[WHAT THE TASK ASKS] Return everything from the start of the material down to the line containing "x-tick-label: 20 bbox=[493, 430, 510, 447]", both ends included, with each line repeated exactly. Leave the pictures out of your answer.

** START MATERIAL FOR THE TASK **

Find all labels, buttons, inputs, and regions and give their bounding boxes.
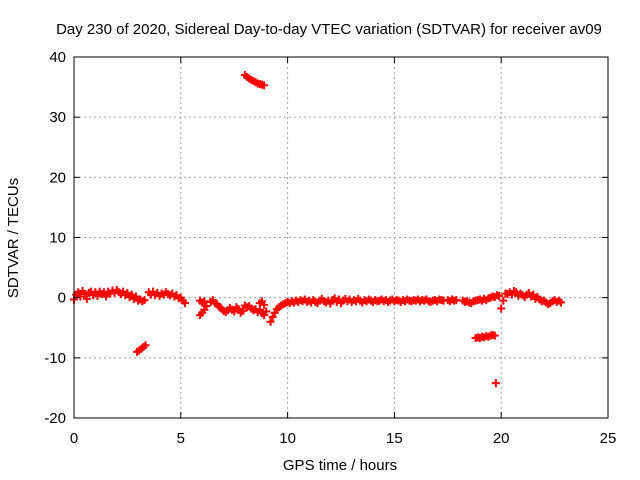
x-tick-label: 10 bbox=[279, 430, 296, 447]
y-tick-label: -20 bbox=[44, 410, 66, 427]
x-axis-label: GPS time / hours bbox=[283, 457, 397, 474]
x-tick-label: 20 bbox=[493, 430, 510, 447]
x-tick-label: 0 bbox=[70, 430, 78, 447]
y-tick-label: 30 bbox=[49, 109, 66, 126]
x-tick-label: 15 bbox=[386, 430, 403, 447]
y-tick-label: 20 bbox=[49, 169, 66, 186]
y-tick-label: -10 bbox=[44, 350, 66, 367]
y-tick-label: 40 bbox=[49, 49, 66, 66]
x-tick-label: 25 bbox=[600, 430, 617, 447]
y-tick-label: 0 bbox=[58, 290, 66, 307]
chart-title: Day 230 of 2020, Sidereal Day-to-day VTE… bbox=[56, 21, 602, 38]
y-tick-label: 10 bbox=[49, 230, 66, 247]
chart-background bbox=[0, 0, 640, 480]
sdtvar-chart: Day 230 of 2020, Sidereal Day-to-day VTE… bbox=[0, 0, 640, 480]
y-axis-label: SDTVAR / TECUs bbox=[5, 178, 22, 298]
x-tick-label: 5 bbox=[177, 430, 185, 447]
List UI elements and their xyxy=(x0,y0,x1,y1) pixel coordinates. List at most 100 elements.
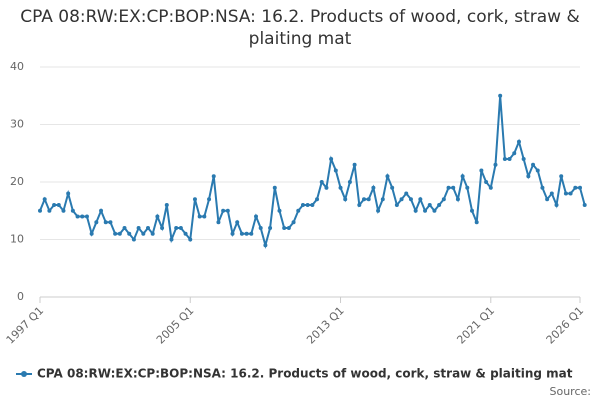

** END MATERIAL FOR THE TASK **

[SOLUTION FOR THIS PROBLEM]
Find all labels, buttons, inputs, and regions and give their bounding boxes.
x-tick-label: 10 bbox=[279, 430, 296, 447]
y-tick-label: -20 bbox=[44, 410, 66, 427]
x-axis-label: GPS time / hours bbox=[283, 457, 397, 474]
x-tick-label: 20 bbox=[493, 430, 510, 447]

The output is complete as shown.